§ Instructions for the task
Check each line of the records below and collect those holding "that".

Stored data:
::::::

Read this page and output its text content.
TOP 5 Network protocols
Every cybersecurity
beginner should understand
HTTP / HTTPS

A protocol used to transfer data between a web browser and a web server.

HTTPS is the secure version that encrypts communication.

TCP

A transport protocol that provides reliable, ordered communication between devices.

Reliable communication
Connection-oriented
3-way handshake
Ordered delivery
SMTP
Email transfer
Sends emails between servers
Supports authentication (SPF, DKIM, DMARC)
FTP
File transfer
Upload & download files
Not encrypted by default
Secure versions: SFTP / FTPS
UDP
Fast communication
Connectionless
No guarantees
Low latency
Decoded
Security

::::::

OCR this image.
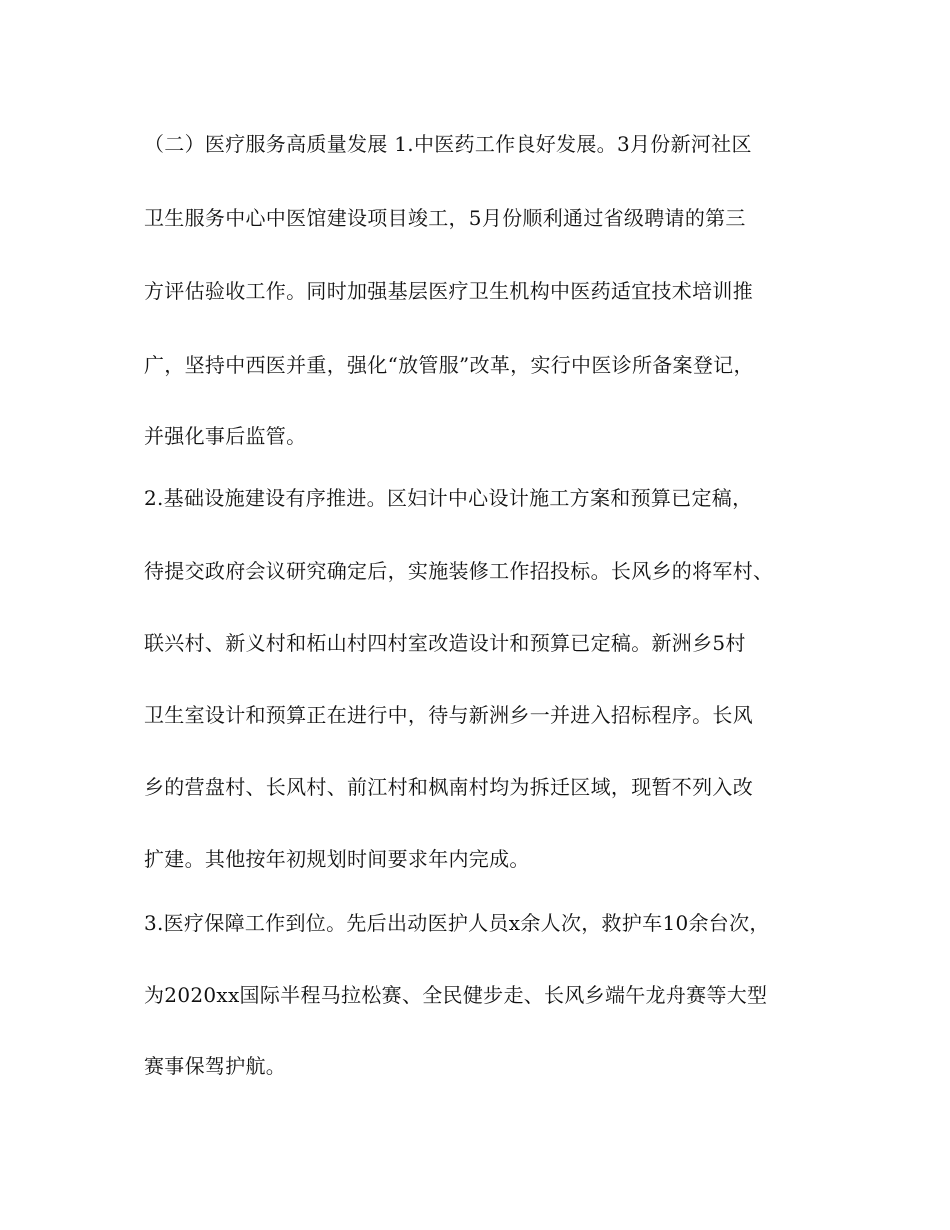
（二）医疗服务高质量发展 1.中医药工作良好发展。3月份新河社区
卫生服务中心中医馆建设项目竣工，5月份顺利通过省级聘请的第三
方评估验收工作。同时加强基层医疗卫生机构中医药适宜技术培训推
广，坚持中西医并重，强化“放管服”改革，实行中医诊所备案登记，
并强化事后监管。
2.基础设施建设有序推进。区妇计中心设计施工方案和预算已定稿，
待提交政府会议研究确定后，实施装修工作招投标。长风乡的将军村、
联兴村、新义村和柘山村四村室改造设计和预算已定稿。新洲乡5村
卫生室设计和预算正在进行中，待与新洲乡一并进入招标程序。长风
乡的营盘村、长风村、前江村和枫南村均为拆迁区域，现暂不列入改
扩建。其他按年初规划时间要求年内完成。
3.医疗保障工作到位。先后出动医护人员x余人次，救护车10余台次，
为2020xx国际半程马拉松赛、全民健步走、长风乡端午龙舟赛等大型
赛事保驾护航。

::::::

§ Solution to this exercise
HTTPS is the secure version that encrypts communication.
A transport protocol that provides reliable, ordered communication between devices.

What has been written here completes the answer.